Output an exact reproduction of the data.

========================

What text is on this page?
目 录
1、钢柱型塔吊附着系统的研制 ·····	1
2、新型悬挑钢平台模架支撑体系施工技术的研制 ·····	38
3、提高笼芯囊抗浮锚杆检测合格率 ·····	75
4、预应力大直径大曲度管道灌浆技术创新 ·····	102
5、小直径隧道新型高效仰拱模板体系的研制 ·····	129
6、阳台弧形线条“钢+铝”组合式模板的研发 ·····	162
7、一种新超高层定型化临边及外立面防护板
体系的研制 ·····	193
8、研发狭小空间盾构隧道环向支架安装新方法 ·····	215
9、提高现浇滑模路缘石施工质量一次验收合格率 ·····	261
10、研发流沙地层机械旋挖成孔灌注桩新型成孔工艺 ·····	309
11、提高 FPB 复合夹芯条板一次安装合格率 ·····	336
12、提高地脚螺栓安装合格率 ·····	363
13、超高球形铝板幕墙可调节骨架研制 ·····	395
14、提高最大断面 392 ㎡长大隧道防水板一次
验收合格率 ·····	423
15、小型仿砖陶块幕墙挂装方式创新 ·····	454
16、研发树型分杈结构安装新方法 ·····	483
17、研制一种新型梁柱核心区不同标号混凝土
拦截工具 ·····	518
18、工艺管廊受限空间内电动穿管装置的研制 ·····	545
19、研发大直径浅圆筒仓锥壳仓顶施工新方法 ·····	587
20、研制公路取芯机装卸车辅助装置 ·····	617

========================

EXERCISE OUTPUT:
What text is on this page?
目 录
1、钢柱型塔吊附着系统的研制 ·····	1
2、新型悬挑钢平台模架支撑体系施工技术的研制 ·····	38
3、提高笼芯囊抗浮锚杆检测合格率 ·····	75
4、预应力大直径大曲度管道灌浆技术创新 ·····	102
5、小直径隧道新型高效仰拱模板体系的研制 ·····	129
6、阳台弧形线条“钢+铝”组合式模板的研发 ·····	162
7、一种新超高层定型化临边及外立面防护板
体系的研制 ·····	193
8、研发狭小空间盾构隧道环向支架安装新方法 ·····	215
9、提高现浇滑模路缘石施工质量一次验收合格率 ·····	261
10、研发流沙地层机械旋挖成孔灌注桩新型成孔工艺 ·····	309
11、提高 FPB 复合夹芯条板一次安装合格率 ·····	336
12、提高地脚螺栓安装合格率 ·····	363
13、超高球形铝板幕墙可调节骨架研制 ·····	395
14、提高最大断面 392 ㎡长大隧道防水板一次
验收合格率 ·····	423
15、小型仿砖陶块幕墙挂装方式创新 ·····	454
16、研发树型分杈结构安装新方法 ·····	483
17、研制一种新型梁柱核心区不同标号混凝土
拦截工具 ·····	518
18、工艺管廊受限空间内电动穿管装置的研制 ·····	545
19、研发大直径浅圆筒仓锥壳仓顶施工新方法 ·····	587
20、研制公路取芯机装卸车辅助装置 ·····	617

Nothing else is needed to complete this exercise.